╭──

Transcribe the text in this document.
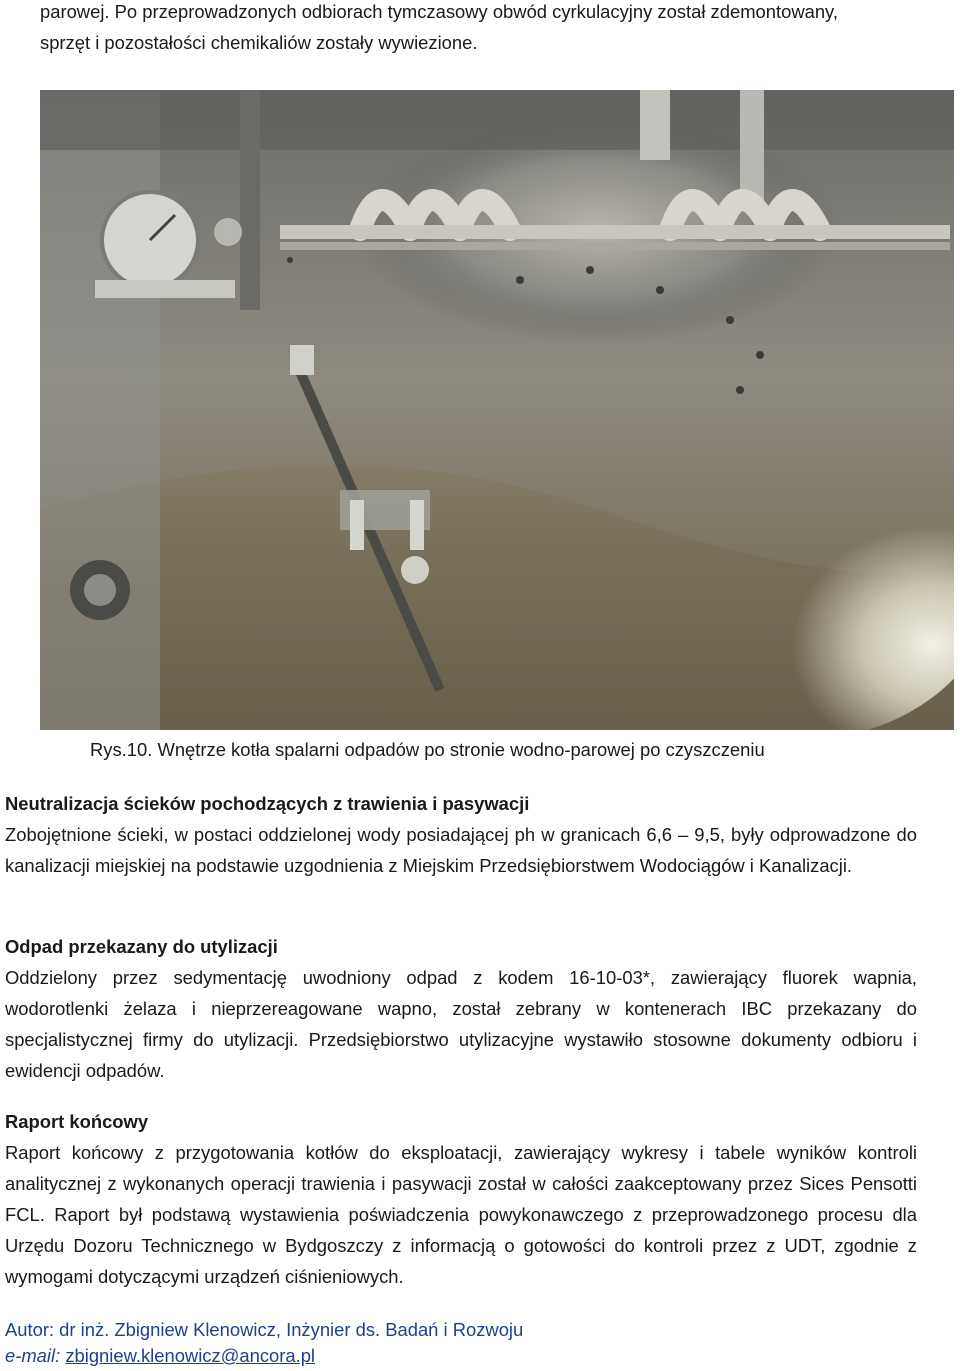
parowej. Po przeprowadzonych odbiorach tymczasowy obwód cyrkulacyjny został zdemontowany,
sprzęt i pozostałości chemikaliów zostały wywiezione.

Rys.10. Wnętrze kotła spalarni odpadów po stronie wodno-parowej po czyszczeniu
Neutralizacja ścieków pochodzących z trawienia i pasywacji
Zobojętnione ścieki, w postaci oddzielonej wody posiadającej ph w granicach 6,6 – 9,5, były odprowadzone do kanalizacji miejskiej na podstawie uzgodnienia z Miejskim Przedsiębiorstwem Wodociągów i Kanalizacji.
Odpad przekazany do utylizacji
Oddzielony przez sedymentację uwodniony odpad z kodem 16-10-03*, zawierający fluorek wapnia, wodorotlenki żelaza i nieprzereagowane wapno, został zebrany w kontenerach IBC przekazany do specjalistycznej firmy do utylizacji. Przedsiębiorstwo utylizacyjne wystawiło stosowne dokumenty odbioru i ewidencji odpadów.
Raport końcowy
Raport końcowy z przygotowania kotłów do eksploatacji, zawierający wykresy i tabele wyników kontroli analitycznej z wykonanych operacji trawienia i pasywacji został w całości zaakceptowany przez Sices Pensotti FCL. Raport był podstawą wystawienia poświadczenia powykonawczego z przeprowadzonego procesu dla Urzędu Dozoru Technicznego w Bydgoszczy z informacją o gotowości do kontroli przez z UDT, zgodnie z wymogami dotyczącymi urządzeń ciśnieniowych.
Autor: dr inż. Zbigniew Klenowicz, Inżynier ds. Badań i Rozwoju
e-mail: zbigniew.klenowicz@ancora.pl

╰──
╭──

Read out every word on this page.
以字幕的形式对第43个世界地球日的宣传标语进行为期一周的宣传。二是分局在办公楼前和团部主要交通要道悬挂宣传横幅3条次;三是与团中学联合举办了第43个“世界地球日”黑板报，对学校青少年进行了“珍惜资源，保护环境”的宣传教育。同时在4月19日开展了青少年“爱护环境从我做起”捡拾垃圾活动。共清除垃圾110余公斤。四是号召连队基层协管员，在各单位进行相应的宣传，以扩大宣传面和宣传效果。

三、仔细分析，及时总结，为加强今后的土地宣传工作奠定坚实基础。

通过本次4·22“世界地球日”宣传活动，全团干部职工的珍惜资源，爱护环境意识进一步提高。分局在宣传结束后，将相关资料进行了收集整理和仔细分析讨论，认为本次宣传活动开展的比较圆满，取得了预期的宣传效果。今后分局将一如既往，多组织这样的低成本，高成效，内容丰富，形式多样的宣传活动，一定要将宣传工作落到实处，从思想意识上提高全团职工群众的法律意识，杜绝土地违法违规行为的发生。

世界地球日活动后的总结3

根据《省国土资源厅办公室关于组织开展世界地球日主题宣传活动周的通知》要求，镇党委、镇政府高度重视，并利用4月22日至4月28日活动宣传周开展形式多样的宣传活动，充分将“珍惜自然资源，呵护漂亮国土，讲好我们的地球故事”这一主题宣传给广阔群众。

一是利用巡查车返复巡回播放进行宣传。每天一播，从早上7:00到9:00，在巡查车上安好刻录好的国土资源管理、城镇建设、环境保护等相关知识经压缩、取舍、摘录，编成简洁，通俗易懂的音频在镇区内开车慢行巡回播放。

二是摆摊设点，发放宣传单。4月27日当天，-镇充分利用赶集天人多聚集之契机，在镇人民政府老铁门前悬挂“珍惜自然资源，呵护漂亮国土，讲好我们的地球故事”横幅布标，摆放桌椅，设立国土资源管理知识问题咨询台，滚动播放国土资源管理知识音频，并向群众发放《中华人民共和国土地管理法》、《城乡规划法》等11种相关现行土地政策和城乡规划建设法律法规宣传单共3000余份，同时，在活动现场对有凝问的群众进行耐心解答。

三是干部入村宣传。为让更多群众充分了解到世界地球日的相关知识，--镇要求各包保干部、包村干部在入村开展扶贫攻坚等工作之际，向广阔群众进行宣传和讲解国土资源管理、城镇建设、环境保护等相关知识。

╰──
╭──

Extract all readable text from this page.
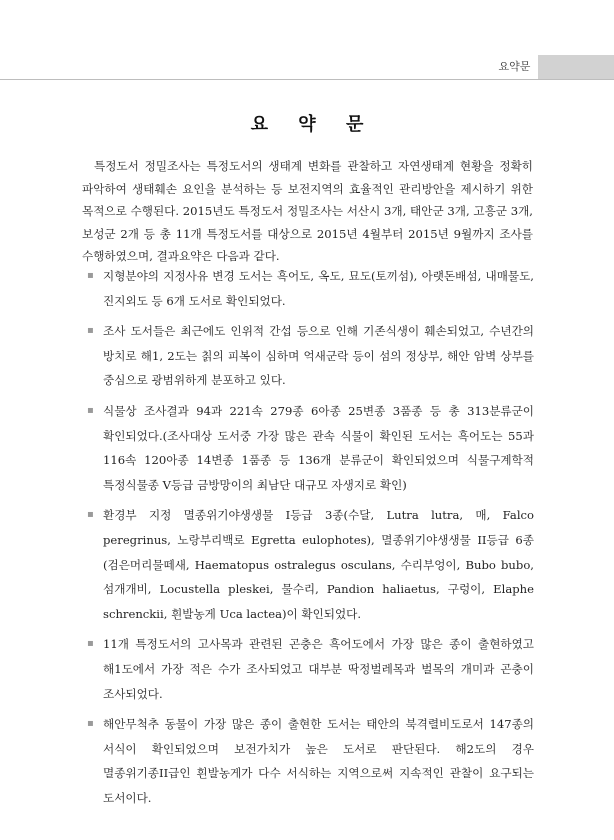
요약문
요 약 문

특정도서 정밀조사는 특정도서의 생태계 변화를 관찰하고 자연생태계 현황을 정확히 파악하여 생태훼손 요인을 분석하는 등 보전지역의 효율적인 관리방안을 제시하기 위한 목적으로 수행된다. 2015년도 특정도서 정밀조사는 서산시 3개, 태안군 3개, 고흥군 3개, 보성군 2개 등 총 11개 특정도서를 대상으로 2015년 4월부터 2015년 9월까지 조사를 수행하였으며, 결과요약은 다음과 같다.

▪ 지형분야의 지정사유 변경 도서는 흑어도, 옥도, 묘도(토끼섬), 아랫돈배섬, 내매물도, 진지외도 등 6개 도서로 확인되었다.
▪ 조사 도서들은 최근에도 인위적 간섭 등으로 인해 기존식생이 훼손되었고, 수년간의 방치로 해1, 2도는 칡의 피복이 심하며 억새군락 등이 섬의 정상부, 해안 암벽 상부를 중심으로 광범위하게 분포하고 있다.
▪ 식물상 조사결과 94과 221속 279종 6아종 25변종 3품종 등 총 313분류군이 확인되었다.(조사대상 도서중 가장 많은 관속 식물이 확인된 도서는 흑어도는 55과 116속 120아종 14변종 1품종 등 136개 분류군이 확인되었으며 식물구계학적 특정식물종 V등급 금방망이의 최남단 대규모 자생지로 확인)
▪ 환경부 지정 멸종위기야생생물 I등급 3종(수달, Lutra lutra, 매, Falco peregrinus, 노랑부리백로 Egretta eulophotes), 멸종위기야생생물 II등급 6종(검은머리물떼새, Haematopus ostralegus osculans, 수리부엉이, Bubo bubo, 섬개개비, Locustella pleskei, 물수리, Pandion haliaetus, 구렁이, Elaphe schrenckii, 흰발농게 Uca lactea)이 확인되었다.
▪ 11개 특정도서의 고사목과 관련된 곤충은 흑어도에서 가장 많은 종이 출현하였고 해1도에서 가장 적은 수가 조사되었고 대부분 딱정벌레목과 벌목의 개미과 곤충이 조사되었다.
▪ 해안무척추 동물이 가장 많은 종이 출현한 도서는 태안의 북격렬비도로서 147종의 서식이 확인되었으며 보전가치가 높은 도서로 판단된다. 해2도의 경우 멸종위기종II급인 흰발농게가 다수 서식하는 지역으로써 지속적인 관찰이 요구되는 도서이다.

╰──

AIM OF THE EXERCISE => Pick out, from the lines above, every one that contains the string "przez".

THE SOLUTION =>
Oddzielony przez sedymentację uwodniony odpad z kodem 16-10-03*, zawierający fluorek wapnia, wodorotlenki żelaza i nieprzereagowane wapno, został zebrany w kontenerach IBC przekazany do specjalistycznej firmy do utylizacji. Przedsiębiorstwo utylizacyjne wystawiło stosowne dokumenty odbioru i ewidencji odpadów.
Raport końcowy z przygotowania kotłów do eksploatacji, zawierający wykresy i tabele wyników kontroli analitycznej z wykonanych operacji trawienia i pasywacji został w całości zaakceptowany przez Sices Pensotti FCL. Raport był podstawą wystawienia poświadczenia powykonawczego z przeprowadzonego procesu dla Urzędu Dozoru Technicznego w Bydgoszczy z informacją o gotowości do kontroli przez z UDT, zgodnie z wymogami dotyczącymi urządzeń ciśnieniowych.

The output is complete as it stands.